Extracts from a graphics dataset
--- begin ---

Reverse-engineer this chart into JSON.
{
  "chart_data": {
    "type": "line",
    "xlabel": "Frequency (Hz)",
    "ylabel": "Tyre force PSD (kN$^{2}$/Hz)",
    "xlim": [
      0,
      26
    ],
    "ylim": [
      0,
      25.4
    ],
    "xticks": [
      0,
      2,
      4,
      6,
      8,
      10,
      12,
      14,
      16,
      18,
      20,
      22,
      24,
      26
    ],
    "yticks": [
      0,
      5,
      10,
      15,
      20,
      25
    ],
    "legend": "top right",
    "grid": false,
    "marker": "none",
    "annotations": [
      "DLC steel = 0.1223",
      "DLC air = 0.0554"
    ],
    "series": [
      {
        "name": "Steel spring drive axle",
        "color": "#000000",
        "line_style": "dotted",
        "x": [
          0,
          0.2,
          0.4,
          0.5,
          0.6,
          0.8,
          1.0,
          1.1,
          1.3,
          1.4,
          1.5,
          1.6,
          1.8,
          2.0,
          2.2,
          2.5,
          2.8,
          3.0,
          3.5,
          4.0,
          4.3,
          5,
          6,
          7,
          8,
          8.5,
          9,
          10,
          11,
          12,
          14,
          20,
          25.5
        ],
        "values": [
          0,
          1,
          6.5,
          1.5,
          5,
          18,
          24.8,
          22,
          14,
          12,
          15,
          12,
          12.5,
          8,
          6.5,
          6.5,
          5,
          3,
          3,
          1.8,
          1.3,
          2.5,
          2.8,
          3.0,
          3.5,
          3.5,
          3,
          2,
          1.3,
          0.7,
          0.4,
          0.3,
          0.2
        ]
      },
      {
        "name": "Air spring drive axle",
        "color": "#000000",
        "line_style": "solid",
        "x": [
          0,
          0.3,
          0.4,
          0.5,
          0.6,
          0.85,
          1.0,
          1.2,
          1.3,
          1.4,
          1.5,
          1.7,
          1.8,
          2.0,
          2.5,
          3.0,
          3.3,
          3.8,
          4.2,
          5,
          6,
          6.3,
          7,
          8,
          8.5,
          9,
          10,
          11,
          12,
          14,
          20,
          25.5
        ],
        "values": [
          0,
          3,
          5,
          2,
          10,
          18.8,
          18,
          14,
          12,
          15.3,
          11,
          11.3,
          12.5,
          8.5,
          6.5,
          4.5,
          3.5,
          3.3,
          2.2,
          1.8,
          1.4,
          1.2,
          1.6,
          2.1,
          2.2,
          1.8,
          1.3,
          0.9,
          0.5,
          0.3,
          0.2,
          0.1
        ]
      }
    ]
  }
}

--- end ---

• [Written instruction]: Copy every line from the records above that contains the word "spring".

• [Finished answer]:
        "name": "Steel spring drive axle",
        "name": "Air spring drive axle",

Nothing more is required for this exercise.